_EXERCISE PROMPT_: Reproduce every entry that follows word for word, but omit the images.

_Figure dataset records_:

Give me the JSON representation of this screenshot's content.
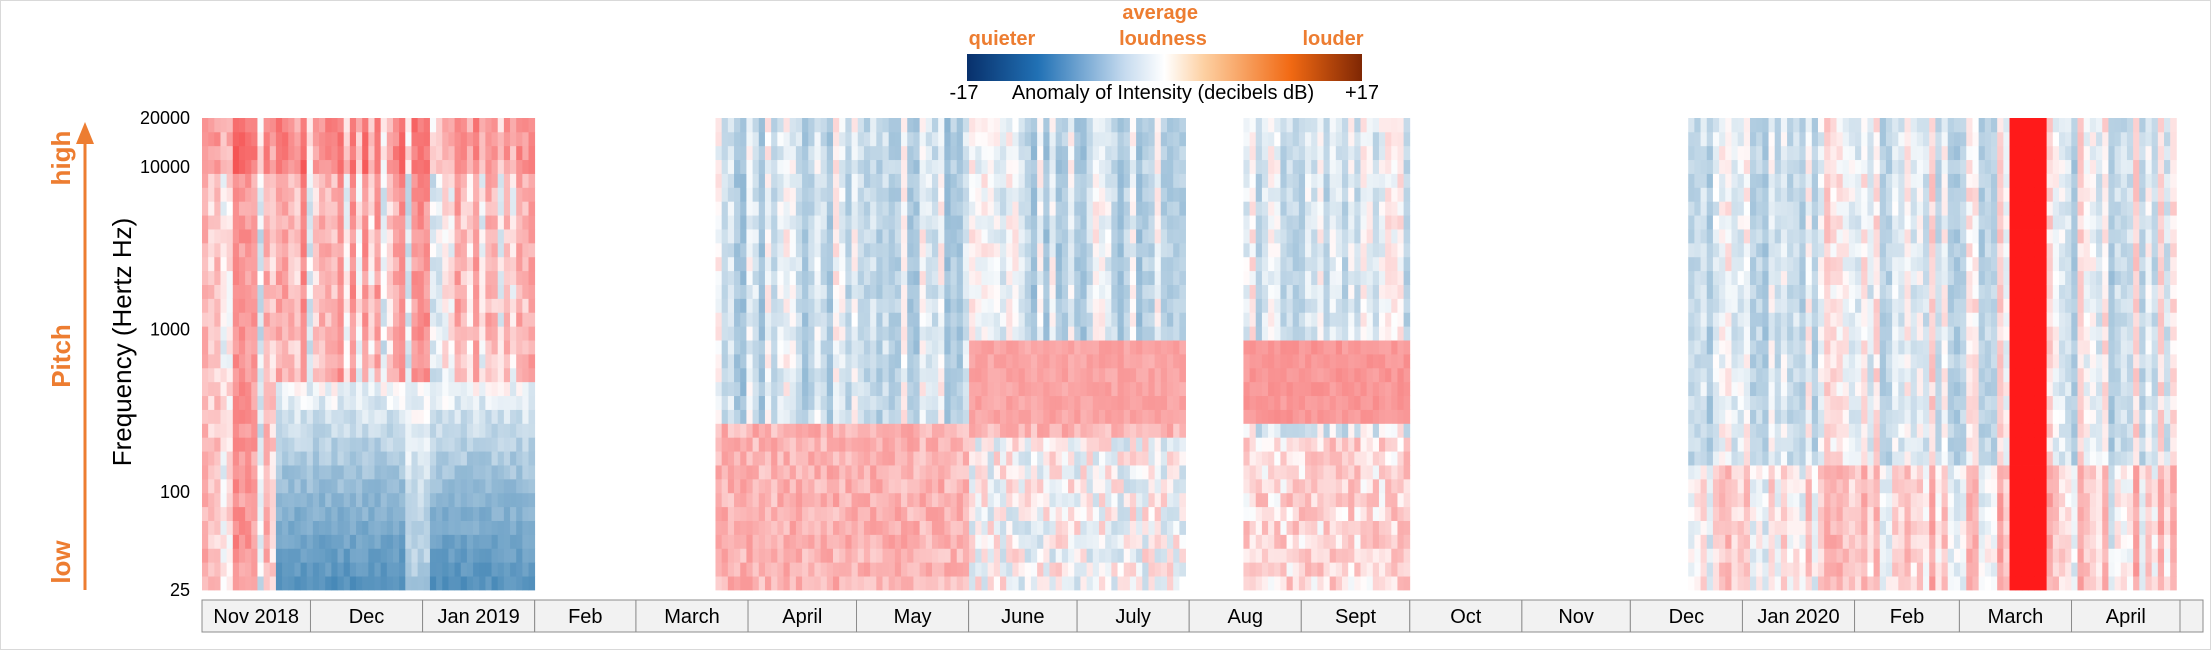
{
  "chart_data": {
    "type": "heatmap",
    "title": "",
    "xlabel": "",
    "ylabel": "Frequency (Hertz Hz)",
    "y_scale": "log",
    "ylim": [
      25,
      20000
    ],
    "y_ticks": [
      20000,
      10000,
      1000,
      100,
      25
    ],
    "months": [
      "Nov 2018",
      "Dec",
      "Jan 2019",
      "Feb",
      "March",
      "April",
      "May",
      "June",
      "July",
      "Aug",
      "Sept",
      "Oct",
      "Nov",
      "Dec",
      "Jan 2020",
      "Feb",
      "March",
      "April",
      ""
    ],
    "x_start": "2018-11-01",
    "x_end": "2020-04-30",
    "recording_periods": [
      {
        "start": "2018-11-01",
        "end": "2019-02-01",
        "dec_jan_low_freq_anomaly_db": -12
      },
      {
        "start": "2019-03-23",
        "end": "2019-07-31",
        "summer_mid_freq_anomaly_db": 5
      },
      {
        "start": "2019-08-16",
        "end": "2019-10-01",
        "summer_mid_freq_anomaly_db": 6
      },
      {
        "start": "2019-12-17",
        "end": "2020-04-30",
        "march_spike_date": "2020-03-20",
        "march_spike_anomaly_db": 17
      }
    ],
    "colorbar": {
      "min": -17,
      "max": 17,
      "label": "Anomaly of Intensity (decibels dB)",
      "min_label": "-17",
      "max_label": "+17",
      "low_text": "quieter",
      "mid_text": "average loudness",
      "high_text": "louder",
      "colors": [
        "#08306b",
        "#2171b5",
        "#c6dbef",
        "#ffffff",
        "#fdd0a2",
        "#f16913",
        "#7f2704"
      ]
    },
    "cell_colors": {
      "cool": "#1f6fa8",
      "warm": "#f21c1c",
      "spike": "#ff1a1a"
    },
    "pitch_axis": {
      "title": "Pitch",
      "high": "high",
      "low": "low",
      "color": "#ED7D31"
    }
  }
}
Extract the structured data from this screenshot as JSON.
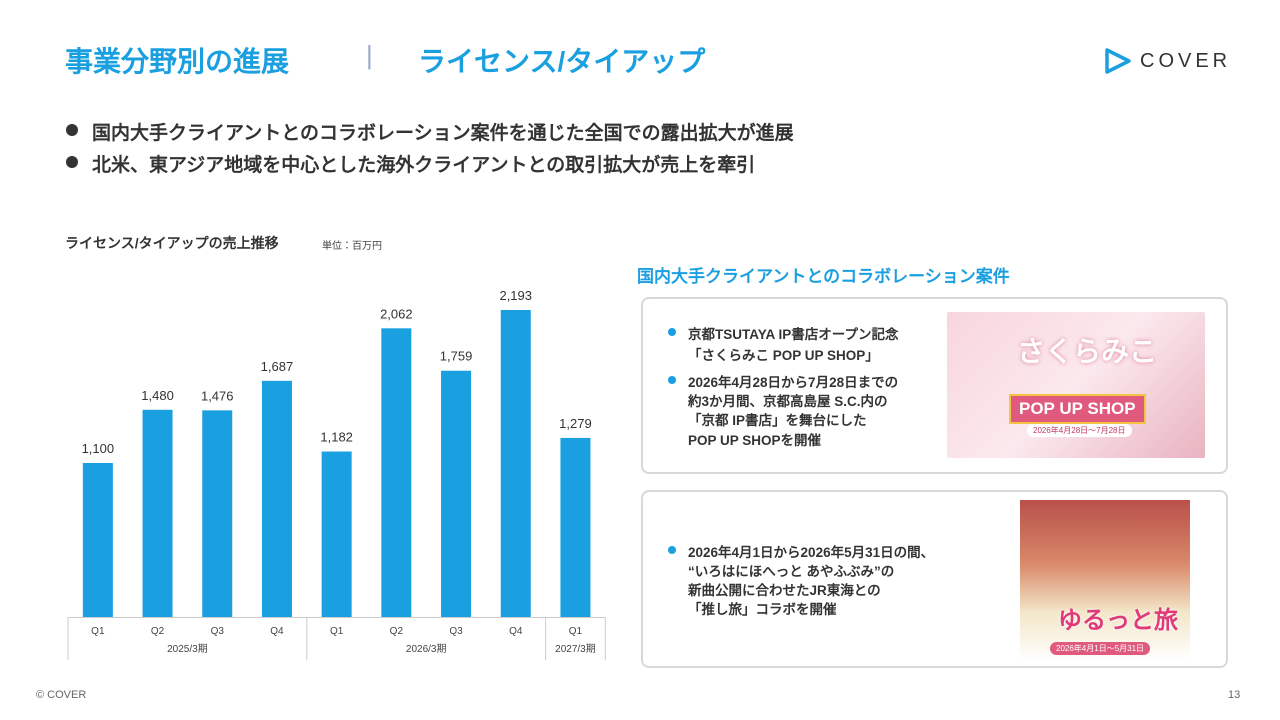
{
  "header": {
    "title": "事業分野別の進展",
    "separator": "|",
    "subtitle": "ライセンス/タイアップ",
    "logo": "COVER"
  },
  "bullets": [
    "国内大手クライアントとのコラボレーション案件を通じた全国での露出拡大が進展",
    "北米、東アジア地域を中心とした海外クライアントとの取引拡大が売上を牽引"
  ],
  "chart_data": {
    "type": "bar",
    "title": "ライセンス/タイアップの売上推移",
    "unit": "単位：百万円",
    "color": "#1a9fe0",
    "groups": [
      {
        "label": "2025/3期",
        "categories": [
          "Q1",
          "Q2",
          "Q3",
          "Q4"
        ],
        "values": [
          1100,
          1480,
          1476,
          1687
        ],
        "value_labels": [
          "1,100",
          "1,480",
          "1,476",
          "1,687"
        ]
      },
      {
        "label": "2026/3期",
        "categories": [
          "Q1",
          "Q2",
          "Q3",
          "Q4"
        ],
        "values": [
          1182,
          2062,
          1759,
          2193
        ],
        "value_labels": [
          "1,182",
          "2,062",
          "1,759",
          "2,193"
        ]
      },
      {
        "label": "2027/3期",
        "categories": [
          "Q1"
        ],
        "values": [
          1279
        ],
        "value_labels": [
          "1,279"
        ]
      }
    ]
  },
  "collab": {
    "title": "国内大手クライアントとのコラボレーション案件",
    "cards": [
      {
        "items": [
          {
            "lines": [
              "京都TSUTAYA IP書店オープン記念",
              "「さくらみこ POP UP SHOP」"
            ]
          },
          {
            "lines": [
              "2026年4月28日から7月28日までの",
              "約3か月間、京都高島屋 S.C.内の",
              "「京都 IP書店」を舞台にした",
              "POP UP SHOPを開催"
            ]
          }
        ],
        "image_texts": [
          "さくらみこ",
          "POP UP SHOP",
          "2026年4月28日〜7月28日"
        ]
      },
      {
        "items": [
          {
            "lines": [
              "2026年4月1日から2026年5月31日の間、",
              "“いろはにほへっと あやふぶみ”の",
              "新曲公開に合わせたJR東海との",
              "「推し旅」コラボを開催"
            ]
          }
        ],
        "image_texts": [
          "ゆるっと旅",
          "2026年4月1日〜5月31日"
        ]
      }
    ]
  },
  "footer": {
    "copyright": "© COVER",
    "page": "13"
  }
}
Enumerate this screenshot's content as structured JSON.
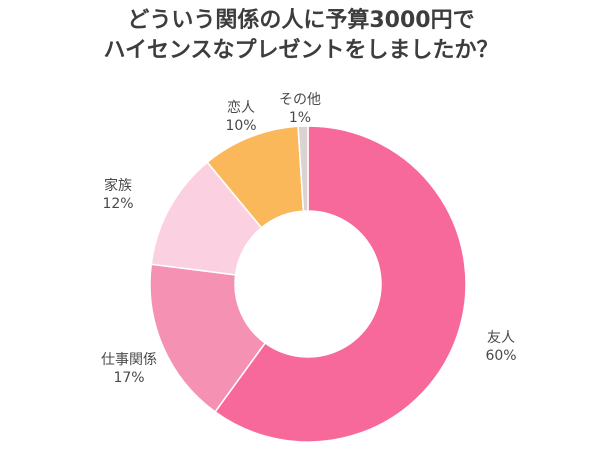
{
  "title_lines": [
    "どういう関係の人に予算3000円で",
    "ハイセンスなプレゼントをしましたか？"
  ],
  "chart_data": {
    "type": "donut",
    "title": "どういう関係の人に予算3000円で ハイセンスなプレゼントをしましたか？",
    "categories": [
      "友人",
      "仕事関係",
      "家族",
      "恋人",
      "その他"
    ],
    "values": [
      60,
      17,
      12,
      10,
      1
    ],
    "value_labels": [
      "60%",
      "17%",
      "12%",
      "10%",
      "1%"
    ],
    "colors": [
      "#f7699a",
      "#f591b2",
      "#fbd1e1",
      "#fbb85a",
      "#d9d3d3"
    ],
    "legend": "none",
    "labels_position": "outside"
  }
}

_OUTPUT FOR THIS EXERCISE_:
Give me the JSON representation of this screenshot's content.
{
  "chart_data": {
    "type": "heatmap",
    "title": "",
    "xlabel": "",
    "ylabel": "Frequency (Hertz Hz)",
    "y_scale": "log",
    "ylim": [
      25,
      20000
    ],
    "y_ticks": [
      20000,
      10000,
      1000,
      100,
      25
    ],
    "months": [
      "Nov 2018",
      "Dec",
      "Jan 2019",
      "Feb",
      "March",
      "April",
      "May",
      "June",
      "July",
      "Aug",
      "Sept",
      "Oct",
      "Nov",
      "Dec",
      "Jan 2020",
      "Feb",
      "March",
      "April",
      ""
    ],
    "x_start": "2018-11-01",
    "x_end": "2020-04-30",
    "recording_periods": [
      {
        "start": "2018-11-01",
        "end": "2019-02-01",
        "dec_jan_low_freq_anomaly_db": -12
      },
      {
        "start": "2019-03-23",
        "end": "2019-07-31",
        "summer_mid_freq_anomaly_db": 5
      },
      {
        "start": "2019-08-16",
        "end": "2019-10-01",
        "summer_mid_freq_anomaly_db": 6
      },
      {
        "start": "2019-12-17",
        "end": "2020-04-30",
        "march_spike_date": "2020-03-20",
        "march_spike_anomaly_db": 17
      }
    ],
    "colorbar": {
      "min": -17,
      "max": 17,
      "label": "Anomaly of Intensity (decibels dB)",
      "min_label": "-17",
      "max_label": "+17",
      "low_text": "quieter",
      "mid_text": "average loudness",
      "high_text": "louder",
      "colors": [
        "#08306b",
        "#2171b5",
        "#c6dbef",
        "#ffffff",
        "#fdd0a2",
        "#f16913",
        "#7f2704"
      ]
    },
    "cell_colors": {
      "cool": "#1f6fa8",
      "warm": "#f21c1c",
      "spike": "#ff1a1a"
    },
    "pitch_axis": {
      "title": "Pitch",
      "high": "high",
      "low": "low",
      "color": "#ED7D31"
    }
  }
}
Extract the structured data from this screenshot as JSON.
{
  "header": {
    "title": "事業分野別の進展",
    "separator": "|",
    "subtitle": "ライセンス/タイアップ",
    "logo": "COVER"
  },
  "bullets": [
    "国内大手クライアントとのコラボレーション案件を通じた全国での露出拡大が進展",
    "北米、東アジア地域を中心とした海外クライアントとの取引拡大が売上を牽引"
  ],
  "chart_data": {
    "type": "bar",
    "title": "ライセンス/タイアップの売上推移",
    "unit": "単位：百万円",
    "color": "#1a9fe0",
    "groups": [
      {
        "label": "2025/3期",
        "categories": [
          "Q1",
          "Q2",
          "Q3",
          "Q4"
        ],
        "values": [
          1100,
          1480,
          1476,
          1687
        ],
        "value_labels": [
          "1,100",
          "1,480",
          "1,476",
          "1,687"
        ]
      },
      {
        "label": "2026/3期",
        "categories": [
          "Q1",
          "Q2",
          "Q3",
          "Q4"
        ],
        "values": [
          1182,
          2062,
          1759,
          2193
        ],
        "value_labels": [
          "1,182",
          "2,062",
          "1,759",
          "2,193"
        ]
      },
      {
        "label": "2027/3期",
        "categories": [
          "Q1"
        ],
        "values": [
          1279
        ],
        "value_labels": [
          "1,279"
        ]
      }
    ]
  },
  "collab": {
    "title": "国内大手クライアントとのコラボレーション案件",
    "cards": [
      {
        "items": [
          {
            "lines": [
              "京都TSUTAYA IP書店オープン記念",
              "「さくらみこ POP UP SHOP」"
            ]
          },
          {
            "lines": [
              "2026年4月28日から7月28日までの",
              "約3か月間、京都高島屋 S.C.内の",
              "「京都 IP書店」を舞台にした",
              "POP UP SHOPを開催"
            ]
          }
        ],
        "image_texts": [
          "さくらみこ",
          "POP UP SHOP",
          "2026年4月28日〜7月28日"
        ]
      },
      {
        "items": [
          {
            "lines": [
              "2026年4月1日から2026年5月31日の間、",
              "“いろはにほへっと あやふぶみ”の",
              "新曲公開に合わせたJR東海との",
              "「推し旅」コラボを開催"
            ]
          }
        ],
        "image_texts": [
          "ゆるっと旅",
          "2026年4月1日〜5月31日"
        ]
      }
    ]
  },
  "footer": {
    "copyright": "© COVER",
    "page": "13"
  }
}
Enumerate this screenshot's content as structured JSON.
{
  "title_lines": [
    "どういう関係の人に予算3000円で",
    "ハイセンスなプレゼントをしましたか？"
  ],
  "chart_data": {
    "type": "donut",
    "title": "どういう関係の人に予算3000円で ハイセンスなプレゼントをしましたか？",
    "categories": [
      "友人",
      "仕事関係",
      "家族",
      "恋人",
      "その他"
    ],
    "values": [
      60,
      17,
      12,
      10,
      1
    ],
    "value_labels": [
      "60%",
      "17%",
      "12%",
      "10%",
      "1%"
    ],
    "colors": [
      "#f7699a",
      "#f591b2",
      "#fbd1e1",
      "#fbb85a",
      "#d9d3d3"
    ],
    "legend": "none",
    "labels_position": "outside"
  }
}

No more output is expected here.